#### Extracted text

I am therefore in the process of figuring out which axe/tool I should get as my second piece. I'm looking at the BD Viper, but I'm not sure if that's more than what I need. I have seen the venom listed as a common tool to be used, but I'm unsure of the difference matters a lot.

The reason I'm asking is because I have a friend willing to sell me a barely used viper for 100$ and want to know of I should pull the trigger on that or look vemoms instead.

Any advise is appreciated, 

Thank you 

Fabien M · · Cannes · Joined Dec 2019 · Points: 5

The thing is that if you need 2 axes its because most of the time it is vertical enough that you need to be able to pull on your tools and therefore if you can only pull on one tool and not the other its gonna be either a struggle or right down impossible.
For what you suggest buying TWO Venom or Viper would be perfect, or their Petzl equivalent, Sum Tech or Quark.
Venom & Sum tech are lighter and ideal for hard mountaineering, Viper & Quark are heavier and more versatile if you encounter hard ice.

########
#### Data listing

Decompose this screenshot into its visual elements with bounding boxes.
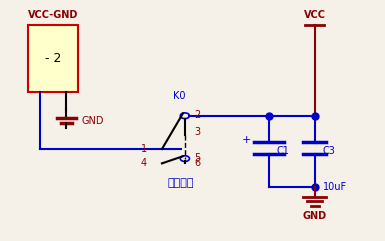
Text: C1: C1 <box>276 147 290 156</box>
Text: 3: 3 <box>194 127 201 137</box>
Text: 1: 1 <box>141 144 147 154</box>
Text: GND: GND <box>82 115 104 126</box>
Text: C3: C3 <box>323 147 335 156</box>
FancyBboxPatch shape <box>28 25 78 92</box>
Text: 2: 2 <box>194 110 201 120</box>
Text: VCC-GND: VCC-GND <box>28 10 78 20</box>
Text: K0: K0 <box>173 91 186 101</box>
Text: VCC: VCC <box>304 10 326 20</box>
Text: 5: 5 <box>194 153 201 163</box>
Text: 六脚开关: 六脚开关 <box>168 178 194 188</box>
Text: GND: GND <box>303 211 327 221</box>
Text: 4: 4 <box>141 158 147 168</box>
Text: 6: 6 <box>194 158 201 168</box>
Text: 10uF: 10uF <box>323 182 346 192</box>
Text: +: + <box>241 134 251 145</box>
Text: - 2: - 2 <box>45 52 61 65</box>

########

▶ **What you will do**
In the ice axe discussion, which two tools are described as lighter and ideal for hard mountaineering?

▶ **Output below**
Venom and Sum Tech